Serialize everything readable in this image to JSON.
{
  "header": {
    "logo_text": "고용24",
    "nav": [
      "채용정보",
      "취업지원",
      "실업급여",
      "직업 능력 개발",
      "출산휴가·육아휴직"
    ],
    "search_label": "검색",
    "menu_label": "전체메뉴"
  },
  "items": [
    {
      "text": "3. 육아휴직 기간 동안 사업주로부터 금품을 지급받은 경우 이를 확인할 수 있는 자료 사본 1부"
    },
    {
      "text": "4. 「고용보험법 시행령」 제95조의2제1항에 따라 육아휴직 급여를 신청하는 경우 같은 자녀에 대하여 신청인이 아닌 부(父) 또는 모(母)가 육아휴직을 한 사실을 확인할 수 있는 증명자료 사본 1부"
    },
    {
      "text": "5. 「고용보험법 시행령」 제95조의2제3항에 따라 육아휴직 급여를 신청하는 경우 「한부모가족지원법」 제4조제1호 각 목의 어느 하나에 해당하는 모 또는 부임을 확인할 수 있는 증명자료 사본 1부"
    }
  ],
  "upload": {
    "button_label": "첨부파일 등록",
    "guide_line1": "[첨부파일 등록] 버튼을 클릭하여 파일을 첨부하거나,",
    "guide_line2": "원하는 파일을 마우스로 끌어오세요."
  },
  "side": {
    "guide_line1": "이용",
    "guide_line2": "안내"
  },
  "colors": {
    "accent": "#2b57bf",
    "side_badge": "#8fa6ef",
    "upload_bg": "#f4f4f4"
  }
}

* [AIM OF THE TASK]: Each line with the string "고용보험법" in it needs to be found and copied.

* [FINISHED ANSWER]:
      "text": "4. 「고용보험법 시행령」 제95조의2제1항에 따라 육아휴직 급여를 신청하는 경우 같은 자녀에 대하여 신청인이 아닌 부(父) 또는 모(母)가 육아휴직을 한 사실을 확인할 수 있는 증명자료 사본 1부"
      "text": "5. 「고용보험법 시행령」 제95조의2제3항에 따라 육아휴직 급여를 신청하는 경우 「한부모가족지원법」 제4조제1호 각 목의 어느 하나에 해당하는 모 또는 부임을 확인할 수 있는 증명자료 사본 1부"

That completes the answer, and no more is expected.